GOAL: In the excerpt on ice sports by the city wall, what did the young men who were better practised on the ice bind to their shoes?

EXCERPT PROVIDED:
▬▬▬▬▬▬▬▬▬▬

When that great Moorish Lake at the North part of the City wall is frozen over, great companies of young men goe to sport upon the yce, then fetching a runne, and setting their feet at a distance, and placing their bodies sidewise, they slide a great way. Others take heapes of yce, as if it were great Mil-stones, and make seats many going before, draw him that. sits thereon, holding one another by the hand; in going so fast, sometime they all fall downe together: some are better practised to the yce, and binde to their shooes, Bones, as the legs of some beasts, and hold Stakes in their hands, headed with sharpe yron, which sometimes they strike against the yce; and these men goe on with such speed, as doth a Bird in the Aire, or Darts shot from some warlike Engine: sometime two men set themselves at a distance, and runne one against another, as it were at tilt, with these Stakes, wherewith one or both parties are throwne downe, not without some hurt to their bodies; and after their fall, by reason of the violent motion, are carried a good distance one from another and wheresoever the yce doth touch their head, it rubs off the skin and bruiseth it: (totum decorticat, Fitzh!) and if one fall upon his leg or his arme, it is usually broken: But young men being greedy of honour, and desirous of victory, doe thus exercise themselves in counterfeit battels, that they may beare the brunt more strongly, when they come to it in good earnest.

*

How thoroughly the fine old fellow understands the object of athletic sports, which I rejoice to see at last beginning to be appreciated again in our own day. And isn't his idea of the correct attitude for sliding delightful, and the sang froid with which he talks of a flayed face or a broken leg! I wonder if any museum preserves a specimen of those bone skates, and how they were fastened to the shoe: the conventional spike must have been an impossible adjunct, and tight binding the only means of cohesion; even as I have seen the

present representatives of Uncas and Chingachgook carefully hammer the spikes and screws out of modern skates, and then strapping them under moccasins little thicker than the cover of Fraser's Magazine, scud lustily over their frozen lakes. But of course an outside edge or any of the elegances of skating are beyond the power of gear so illsecured, and even a sharp turn would have a strong tendency to reverse the relative positions of skate and foot, to their mutual disadvantage.

▬▬▬▬▬▬▬▬▬▬

DATA SUPPLIED:
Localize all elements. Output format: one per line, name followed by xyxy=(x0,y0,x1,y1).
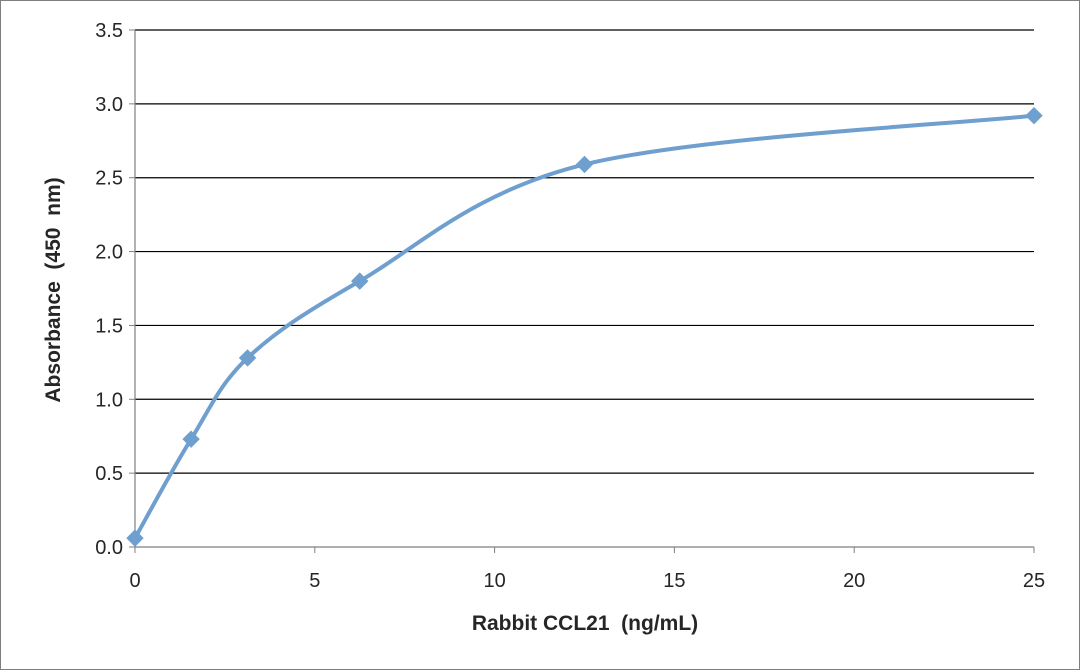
y-axis-title: Absorbance (450 nm) xyxy=(42,177,65,402)
y-axis-tick-labels: 0.0 0.5 1.0 1.5 2.0 2.5 3.0 3.5 xyxy=(95,20,123,559)
x-axis-title: Rabbit CCL21 (ng/mL) xyxy=(472,612,698,635)
y-tick-label-3: 1.5 xyxy=(95,315,123,337)
x-tick-label-3: 15 xyxy=(663,570,685,592)
y-tick-label-2: 1.0 xyxy=(95,389,123,411)
grid-lines xyxy=(135,29,1034,474)
y-tick-label-7: 3.5 xyxy=(95,20,123,42)
x-tick-label-1: 5 xyxy=(309,570,320,592)
x-tick-label-5: 25 xyxy=(1023,570,1045,592)
y-tick-label-5: 2.5 xyxy=(95,168,123,190)
data-markers xyxy=(126,106,1043,547)
data-point-5 xyxy=(1025,106,1043,125)
x-axis-tick-labels: 0 5 10 15 20 25 xyxy=(129,570,1045,592)
series-line-0 xyxy=(133,113,1036,541)
data-point-2 xyxy=(238,349,257,367)
data-point-0 xyxy=(126,529,144,547)
x-tick-label-2: 10 xyxy=(483,570,505,592)
data-point-1 xyxy=(182,430,200,448)
axes xyxy=(129,29,1035,553)
x-tick-label-0: 0 xyxy=(129,570,140,592)
y-tick-label-4: 2.0 xyxy=(95,242,123,264)
y-tick-label-0: 0.0 xyxy=(95,537,123,559)
x-tick-label-4: 20 xyxy=(843,570,865,592)
data-point-4 xyxy=(575,155,594,174)
y-tick-label-1: 0.5 xyxy=(95,463,123,485)
data-series xyxy=(133,113,1036,541)
data-point-3 xyxy=(351,272,369,290)
y-tick-label-6: 3.0 xyxy=(95,94,123,116)
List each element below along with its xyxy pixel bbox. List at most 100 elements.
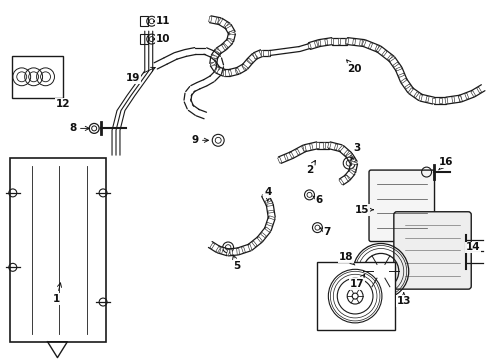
Polygon shape bbox=[425, 96, 428, 102]
Polygon shape bbox=[470, 91, 475, 96]
Text: 5: 5 bbox=[232, 255, 240, 271]
Polygon shape bbox=[338, 179, 343, 185]
Polygon shape bbox=[388, 57, 394, 62]
Polygon shape bbox=[210, 62, 216, 65]
Polygon shape bbox=[349, 159, 355, 163]
Polygon shape bbox=[246, 59, 252, 64]
Polygon shape bbox=[338, 145, 343, 151]
Polygon shape bbox=[241, 64, 246, 70]
Polygon shape bbox=[277, 157, 281, 163]
Polygon shape bbox=[374, 45, 378, 51]
Polygon shape bbox=[222, 43, 227, 49]
FancyBboxPatch shape bbox=[393, 212, 470, 289]
Polygon shape bbox=[209, 243, 214, 249]
Bar bbox=[140, 34, 147, 44]
Polygon shape bbox=[451, 97, 454, 103]
Text: 14: 14 bbox=[465, 243, 480, 252]
FancyBboxPatch shape bbox=[368, 170, 434, 242]
Polygon shape bbox=[334, 144, 337, 150]
Polygon shape bbox=[307, 43, 311, 49]
Polygon shape bbox=[395, 67, 401, 71]
Polygon shape bbox=[284, 154, 287, 161]
Polygon shape bbox=[431, 98, 434, 103]
Text: 20: 20 bbox=[346, 60, 361, 74]
Polygon shape bbox=[228, 30, 234, 35]
Polygon shape bbox=[257, 237, 262, 242]
Polygon shape bbox=[224, 24, 231, 28]
Polygon shape bbox=[216, 48, 221, 54]
Text: 9: 9 bbox=[191, 135, 208, 145]
Polygon shape bbox=[327, 142, 330, 148]
Polygon shape bbox=[349, 168, 355, 172]
Polygon shape bbox=[348, 170, 354, 175]
Polygon shape bbox=[295, 149, 300, 155]
Polygon shape bbox=[259, 50, 263, 56]
Polygon shape bbox=[343, 150, 348, 156]
Polygon shape bbox=[413, 92, 418, 98]
Polygon shape bbox=[226, 249, 229, 255]
Polygon shape bbox=[236, 248, 239, 254]
Polygon shape bbox=[301, 146, 305, 152]
Polygon shape bbox=[392, 62, 398, 67]
Text: 13: 13 bbox=[396, 292, 410, 306]
Polygon shape bbox=[267, 210, 273, 213]
Bar bbox=[140, 16, 147, 26]
Polygon shape bbox=[235, 68, 238, 74]
Polygon shape bbox=[260, 50, 263, 56]
Polygon shape bbox=[352, 39, 355, 45]
Polygon shape bbox=[418, 95, 422, 100]
Polygon shape bbox=[266, 222, 272, 226]
Bar bbox=[12, 56, 63, 98]
Polygon shape bbox=[367, 42, 372, 49]
Polygon shape bbox=[247, 58, 252, 64]
Polygon shape bbox=[344, 175, 349, 181]
Polygon shape bbox=[359, 40, 362, 46]
Polygon shape bbox=[323, 143, 325, 148]
Text: 6: 6 bbox=[312, 195, 323, 205]
Polygon shape bbox=[345, 38, 346, 44]
Polygon shape bbox=[215, 18, 218, 23]
Polygon shape bbox=[264, 199, 270, 203]
Polygon shape bbox=[227, 38, 232, 44]
Polygon shape bbox=[464, 93, 468, 99]
Polygon shape bbox=[211, 54, 217, 59]
Polygon shape bbox=[235, 68, 240, 74]
Text: 10: 10 bbox=[153, 34, 169, 44]
Polygon shape bbox=[247, 244, 251, 251]
Polygon shape bbox=[398, 73, 404, 77]
Polygon shape bbox=[227, 38, 233, 42]
Polygon shape bbox=[221, 44, 226, 50]
Polygon shape bbox=[223, 22, 228, 28]
Text: 12: 12 bbox=[56, 98, 70, 109]
Polygon shape bbox=[444, 98, 447, 104]
Polygon shape bbox=[302, 145, 305, 151]
Polygon shape bbox=[241, 247, 245, 253]
Polygon shape bbox=[219, 247, 223, 253]
Polygon shape bbox=[344, 175, 350, 180]
Polygon shape bbox=[252, 53, 257, 59]
Polygon shape bbox=[266, 203, 272, 206]
Text: 4: 4 bbox=[264, 187, 271, 201]
Polygon shape bbox=[317, 40, 320, 46]
Polygon shape bbox=[314, 41, 317, 47]
Polygon shape bbox=[264, 227, 270, 232]
Text: 8: 8 bbox=[70, 123, 89, 134]
Polygon shape bbox=[476, 87, 481, 93]
Text: 19: 19 bbox=[125, 67, 155, 83]
Polygon shape bbox=[376, 46, 381, 52]
Polygon shape bbox=[324, 39, 327, 45]
Polygon shape bbox=[338, 38, 340, 44]
Polygon shape bbox=[215, 49, 221, 54]
Polygon shape bbox=[386, 55, 392, 60]
Text: 2: 2 bbox=[305, 161, 315, 175]
Text: 3: 3 bbox=[350, 143, 360, 160]
Polygon shape bbox=[438, 98, 441, 103]
Polygon shape bbox=[404, 84, 410, 89]
Text: 17: 17 bbox=[349, 274, 364, 289]
Polygon shape bbox=[229, 31, 235, 35]
Bar bbox=[317, 262, 394, 330]
Polygon shape bbox=[381, 50, 386, 56]
Polygon shape bbox=[345, 38, 348, 44]
Polygon shape bbox=[217, 18, 222, 24]
Polygon shape bbox=[221, 69, 225, 76]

▬▬▬▬▬▬▬▬▬▬

OUTPUT FOR THIS EXERCISE: Bones, such as the legs of some beasts.